** GIVEN INSTRUCTION **
Entries follow. Set all of them down as they stand.

[Records about charts and figures]
......
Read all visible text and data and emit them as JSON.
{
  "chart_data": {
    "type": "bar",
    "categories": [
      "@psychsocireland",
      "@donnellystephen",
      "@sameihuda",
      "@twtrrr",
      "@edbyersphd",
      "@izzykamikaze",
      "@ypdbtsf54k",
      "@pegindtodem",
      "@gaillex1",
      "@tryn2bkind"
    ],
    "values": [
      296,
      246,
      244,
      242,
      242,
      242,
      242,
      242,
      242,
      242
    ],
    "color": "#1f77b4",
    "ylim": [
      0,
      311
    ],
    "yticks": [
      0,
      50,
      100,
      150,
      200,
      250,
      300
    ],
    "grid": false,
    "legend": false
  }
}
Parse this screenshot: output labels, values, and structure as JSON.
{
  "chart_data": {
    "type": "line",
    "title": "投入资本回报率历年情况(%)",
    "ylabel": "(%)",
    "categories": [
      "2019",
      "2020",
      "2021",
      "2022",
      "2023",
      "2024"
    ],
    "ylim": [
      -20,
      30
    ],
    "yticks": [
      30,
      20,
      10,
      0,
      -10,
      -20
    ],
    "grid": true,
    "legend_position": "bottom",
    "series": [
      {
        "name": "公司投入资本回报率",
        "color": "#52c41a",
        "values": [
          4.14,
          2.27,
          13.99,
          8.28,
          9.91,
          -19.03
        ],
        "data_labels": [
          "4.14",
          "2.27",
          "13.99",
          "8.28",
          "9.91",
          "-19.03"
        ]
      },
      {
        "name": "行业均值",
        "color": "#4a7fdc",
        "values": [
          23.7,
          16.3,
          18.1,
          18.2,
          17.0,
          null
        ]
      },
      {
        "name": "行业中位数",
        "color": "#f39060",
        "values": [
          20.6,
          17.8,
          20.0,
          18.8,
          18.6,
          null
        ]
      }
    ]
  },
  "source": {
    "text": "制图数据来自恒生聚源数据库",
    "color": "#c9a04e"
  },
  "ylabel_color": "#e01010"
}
......
** RESULT OF THE EXERCISE **
Read all visible text and data and emit them as JSON.
{
  "chart_data": {
    "type": "bar",
    "categories": [
      "@psychsocireland",
      "@donnellystephen",
      "@sameihuda",
      "@twtrrr",
      "@edbyersphd",
      "@izzykamikaze",
      "@ypdbtsf54k",
      "@pegindtodem",
      "@gaillex1",
      "@tryn2bkind"
    ],
    "values": [
      296,
      246,
      244,
      242,
      242,
      242,
      242,
      242,
      242,
      242
    ],
    "color": "#1f77b4",
    "ylim": [
      0,
      311
    ],
    "yticks": [
      0,
      50,
      100,
      150,
      200,
      250,
      300
    ],
    "grid": false,
    "legend": false
  }
}
Parse this screenshot: output labels, values, and structure as JSON.
{
  "chart_data": {
    "type": "line",
    "title": "投入资本回报率历年情况(%)",
    "ylabel": "(%)",
    "categories": [
      "2019",
      "2020",
      "2021",
      "2022",
      "2023",
      "2024"
    ],
    "ylim": [
      -20,
      30
    ],
    "yticks": [
      30,
      20,
      10,
      0,
      -10,
      -20
    ],
    "grid": true,
    "legend_position": "bottom",
    "series": [
      {
        "name": "公司投入资本回报率",
        "color": "#52c41a",
        "values": [
          4.14,
          2.27,
          13.99,
          8.28,
          9.91,
          -19.03
        ],
        "data_labels": [
          "4.14",
          "2.27",
          "13.99",
          "8.28",
          "9.91",
          "-19.03"
        ]
      },
      {
        "name": "行业均值",
        "color": "#4a7fdc",
        "values": [
          23.7,
          16.3,
          18.1,
          18.2,
          17.0,
          null
        ]
      },
      {
        "name": "行业中位数",
        "color": "#f39060",
        "values": [
          20.6,
          17.8,
          20.0,
          18.8,
          18.6,
          null
        ]
      }
    ]
  },
  "source": {
    "text": "制图数据来自恒生聚源数据库",
    "color": "#c9a04e"
  },
  "ylabel_color": "#e01010"
}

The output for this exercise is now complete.